### WRITTEN REQUEST
Count how many lines mention the word "document". Write that number alone.
── MATERIAL FOR THIS EXERCISE
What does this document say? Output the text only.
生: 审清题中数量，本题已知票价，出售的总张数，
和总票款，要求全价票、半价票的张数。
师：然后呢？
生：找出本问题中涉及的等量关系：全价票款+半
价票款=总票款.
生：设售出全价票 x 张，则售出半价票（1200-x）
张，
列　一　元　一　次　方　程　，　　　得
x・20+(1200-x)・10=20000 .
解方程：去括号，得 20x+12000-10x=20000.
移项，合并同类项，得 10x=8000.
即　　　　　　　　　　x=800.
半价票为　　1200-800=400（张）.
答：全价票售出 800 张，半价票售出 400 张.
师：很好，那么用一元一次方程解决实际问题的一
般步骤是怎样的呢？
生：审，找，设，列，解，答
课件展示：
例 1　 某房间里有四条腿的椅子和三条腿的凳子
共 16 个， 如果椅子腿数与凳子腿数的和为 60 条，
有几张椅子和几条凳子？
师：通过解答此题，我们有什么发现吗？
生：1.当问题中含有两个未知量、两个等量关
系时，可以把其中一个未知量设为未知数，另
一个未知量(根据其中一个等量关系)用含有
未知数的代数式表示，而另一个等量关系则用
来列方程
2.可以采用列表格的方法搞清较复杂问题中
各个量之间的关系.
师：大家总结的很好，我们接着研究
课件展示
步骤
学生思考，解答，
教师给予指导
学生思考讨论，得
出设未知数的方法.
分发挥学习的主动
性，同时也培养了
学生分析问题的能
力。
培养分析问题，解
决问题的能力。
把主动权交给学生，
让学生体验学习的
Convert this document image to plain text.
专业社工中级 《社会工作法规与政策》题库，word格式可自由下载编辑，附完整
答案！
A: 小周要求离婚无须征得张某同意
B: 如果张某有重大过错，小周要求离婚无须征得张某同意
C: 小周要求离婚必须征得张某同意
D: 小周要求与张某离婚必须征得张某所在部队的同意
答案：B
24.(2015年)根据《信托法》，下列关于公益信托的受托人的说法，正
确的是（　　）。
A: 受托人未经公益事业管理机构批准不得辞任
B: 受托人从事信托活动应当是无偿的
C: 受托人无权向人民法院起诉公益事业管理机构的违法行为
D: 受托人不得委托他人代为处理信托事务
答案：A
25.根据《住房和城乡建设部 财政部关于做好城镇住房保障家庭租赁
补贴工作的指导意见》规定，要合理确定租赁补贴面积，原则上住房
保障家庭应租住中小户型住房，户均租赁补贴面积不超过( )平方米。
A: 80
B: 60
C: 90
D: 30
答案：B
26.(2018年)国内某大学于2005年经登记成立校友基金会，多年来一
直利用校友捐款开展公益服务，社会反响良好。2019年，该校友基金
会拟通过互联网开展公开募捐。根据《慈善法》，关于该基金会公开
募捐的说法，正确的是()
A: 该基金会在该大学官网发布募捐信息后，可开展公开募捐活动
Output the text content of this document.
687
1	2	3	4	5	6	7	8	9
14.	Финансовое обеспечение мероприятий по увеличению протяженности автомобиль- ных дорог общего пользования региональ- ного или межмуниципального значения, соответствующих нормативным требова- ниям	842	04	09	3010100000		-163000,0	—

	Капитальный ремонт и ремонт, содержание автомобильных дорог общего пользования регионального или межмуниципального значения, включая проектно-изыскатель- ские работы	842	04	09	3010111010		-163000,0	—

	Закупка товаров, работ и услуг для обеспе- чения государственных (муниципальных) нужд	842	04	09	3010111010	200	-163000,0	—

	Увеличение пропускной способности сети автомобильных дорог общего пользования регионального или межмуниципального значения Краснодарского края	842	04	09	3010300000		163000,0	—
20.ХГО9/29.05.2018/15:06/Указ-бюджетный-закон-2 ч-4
────
### WRITTEN RESPONSE
3